**Given problem**
Below are records. Copy every line with "into" in it.

[Chart and figure data]
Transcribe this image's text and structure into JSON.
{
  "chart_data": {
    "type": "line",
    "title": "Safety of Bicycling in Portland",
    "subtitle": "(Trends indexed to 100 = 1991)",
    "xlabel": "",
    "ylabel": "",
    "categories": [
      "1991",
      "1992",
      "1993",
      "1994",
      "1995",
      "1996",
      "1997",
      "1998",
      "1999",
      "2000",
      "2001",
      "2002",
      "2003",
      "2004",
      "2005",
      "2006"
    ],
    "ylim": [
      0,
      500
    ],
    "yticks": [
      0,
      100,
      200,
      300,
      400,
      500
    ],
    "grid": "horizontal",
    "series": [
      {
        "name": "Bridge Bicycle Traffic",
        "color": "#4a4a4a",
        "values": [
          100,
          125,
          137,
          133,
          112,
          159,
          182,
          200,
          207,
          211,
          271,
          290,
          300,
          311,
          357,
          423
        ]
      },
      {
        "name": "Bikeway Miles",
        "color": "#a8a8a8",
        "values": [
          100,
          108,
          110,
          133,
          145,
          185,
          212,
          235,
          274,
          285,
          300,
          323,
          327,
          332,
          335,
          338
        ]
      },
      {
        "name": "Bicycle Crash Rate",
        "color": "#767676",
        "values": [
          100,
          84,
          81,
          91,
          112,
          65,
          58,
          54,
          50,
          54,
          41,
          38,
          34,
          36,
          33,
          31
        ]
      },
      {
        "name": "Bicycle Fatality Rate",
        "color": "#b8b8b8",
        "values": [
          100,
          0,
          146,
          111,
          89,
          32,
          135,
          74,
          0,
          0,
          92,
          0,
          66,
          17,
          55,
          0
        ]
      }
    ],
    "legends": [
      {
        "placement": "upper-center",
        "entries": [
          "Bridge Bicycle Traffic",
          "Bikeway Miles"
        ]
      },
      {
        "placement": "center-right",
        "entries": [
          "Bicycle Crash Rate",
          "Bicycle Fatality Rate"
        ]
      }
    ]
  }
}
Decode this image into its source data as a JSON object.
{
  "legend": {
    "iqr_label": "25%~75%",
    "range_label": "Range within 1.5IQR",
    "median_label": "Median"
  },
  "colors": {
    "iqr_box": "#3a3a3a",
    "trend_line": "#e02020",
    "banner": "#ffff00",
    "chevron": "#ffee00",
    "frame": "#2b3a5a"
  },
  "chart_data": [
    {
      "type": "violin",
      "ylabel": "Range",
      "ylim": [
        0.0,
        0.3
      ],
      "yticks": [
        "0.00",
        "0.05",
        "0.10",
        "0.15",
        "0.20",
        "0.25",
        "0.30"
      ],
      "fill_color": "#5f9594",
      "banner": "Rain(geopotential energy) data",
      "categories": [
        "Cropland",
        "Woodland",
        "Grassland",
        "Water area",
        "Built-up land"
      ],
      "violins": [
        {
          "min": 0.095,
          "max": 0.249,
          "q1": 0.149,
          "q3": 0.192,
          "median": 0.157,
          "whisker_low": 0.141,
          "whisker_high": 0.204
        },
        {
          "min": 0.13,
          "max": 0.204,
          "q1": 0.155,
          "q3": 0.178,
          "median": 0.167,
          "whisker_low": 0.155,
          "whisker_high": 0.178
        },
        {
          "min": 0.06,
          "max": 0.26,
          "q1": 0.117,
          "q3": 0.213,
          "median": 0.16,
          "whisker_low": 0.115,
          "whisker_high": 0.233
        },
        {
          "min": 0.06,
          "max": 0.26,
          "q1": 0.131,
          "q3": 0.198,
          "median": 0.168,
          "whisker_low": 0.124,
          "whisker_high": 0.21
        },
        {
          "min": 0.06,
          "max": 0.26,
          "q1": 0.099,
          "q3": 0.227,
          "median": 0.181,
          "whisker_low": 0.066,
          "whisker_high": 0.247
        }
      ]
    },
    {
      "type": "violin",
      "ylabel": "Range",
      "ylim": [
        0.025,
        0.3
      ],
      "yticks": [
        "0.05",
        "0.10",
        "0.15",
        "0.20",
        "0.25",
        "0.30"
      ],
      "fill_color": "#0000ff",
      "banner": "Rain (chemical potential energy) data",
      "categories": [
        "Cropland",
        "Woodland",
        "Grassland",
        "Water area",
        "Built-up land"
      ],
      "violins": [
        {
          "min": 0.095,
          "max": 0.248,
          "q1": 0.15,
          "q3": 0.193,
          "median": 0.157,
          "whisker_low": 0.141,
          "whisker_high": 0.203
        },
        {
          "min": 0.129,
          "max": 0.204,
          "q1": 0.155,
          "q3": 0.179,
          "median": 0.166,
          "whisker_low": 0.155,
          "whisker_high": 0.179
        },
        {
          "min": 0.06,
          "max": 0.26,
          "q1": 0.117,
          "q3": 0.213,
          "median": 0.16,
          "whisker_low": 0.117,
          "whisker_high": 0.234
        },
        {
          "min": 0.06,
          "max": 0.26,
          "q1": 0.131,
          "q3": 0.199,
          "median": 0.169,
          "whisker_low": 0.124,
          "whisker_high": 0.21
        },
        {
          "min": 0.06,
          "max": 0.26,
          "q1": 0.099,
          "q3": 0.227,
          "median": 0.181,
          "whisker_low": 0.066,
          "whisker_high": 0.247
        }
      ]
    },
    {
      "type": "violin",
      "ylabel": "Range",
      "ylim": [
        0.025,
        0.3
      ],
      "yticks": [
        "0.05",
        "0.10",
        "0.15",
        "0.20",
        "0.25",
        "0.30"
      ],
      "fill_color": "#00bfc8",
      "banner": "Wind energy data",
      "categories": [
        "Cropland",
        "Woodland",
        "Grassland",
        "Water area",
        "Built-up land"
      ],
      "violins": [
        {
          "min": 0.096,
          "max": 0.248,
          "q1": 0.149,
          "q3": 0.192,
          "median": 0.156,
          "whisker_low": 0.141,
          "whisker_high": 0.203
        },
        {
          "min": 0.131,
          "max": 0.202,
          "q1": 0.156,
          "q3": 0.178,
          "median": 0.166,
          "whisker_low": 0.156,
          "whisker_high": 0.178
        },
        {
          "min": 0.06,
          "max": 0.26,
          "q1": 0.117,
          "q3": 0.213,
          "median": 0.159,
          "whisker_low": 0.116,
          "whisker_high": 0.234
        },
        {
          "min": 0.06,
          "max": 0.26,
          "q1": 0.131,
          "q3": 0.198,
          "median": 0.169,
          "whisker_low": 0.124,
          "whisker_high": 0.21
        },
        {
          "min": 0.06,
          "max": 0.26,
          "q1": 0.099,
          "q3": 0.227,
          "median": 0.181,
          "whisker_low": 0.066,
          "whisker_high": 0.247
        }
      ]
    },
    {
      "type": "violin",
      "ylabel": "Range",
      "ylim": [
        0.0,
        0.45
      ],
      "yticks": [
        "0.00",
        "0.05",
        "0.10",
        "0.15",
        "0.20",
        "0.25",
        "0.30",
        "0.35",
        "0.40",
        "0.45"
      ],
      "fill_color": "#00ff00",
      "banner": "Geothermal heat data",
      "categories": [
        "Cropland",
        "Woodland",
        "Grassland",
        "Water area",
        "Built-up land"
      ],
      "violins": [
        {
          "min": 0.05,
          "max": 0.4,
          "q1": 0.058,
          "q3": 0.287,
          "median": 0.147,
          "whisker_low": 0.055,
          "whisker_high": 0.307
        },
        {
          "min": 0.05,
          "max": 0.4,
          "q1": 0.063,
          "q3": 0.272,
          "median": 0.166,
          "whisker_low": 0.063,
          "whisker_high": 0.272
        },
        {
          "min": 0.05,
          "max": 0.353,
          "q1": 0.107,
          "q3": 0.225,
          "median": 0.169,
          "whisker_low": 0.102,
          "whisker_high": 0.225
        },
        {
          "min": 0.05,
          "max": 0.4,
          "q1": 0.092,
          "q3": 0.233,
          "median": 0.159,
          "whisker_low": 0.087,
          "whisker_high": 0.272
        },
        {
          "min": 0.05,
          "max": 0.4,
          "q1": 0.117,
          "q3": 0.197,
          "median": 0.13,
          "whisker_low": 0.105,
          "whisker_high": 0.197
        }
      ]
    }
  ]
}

**Answer to this problem**
Transcribe this image's text and structure into JSON.
Decode this image into its source data as a JSON object.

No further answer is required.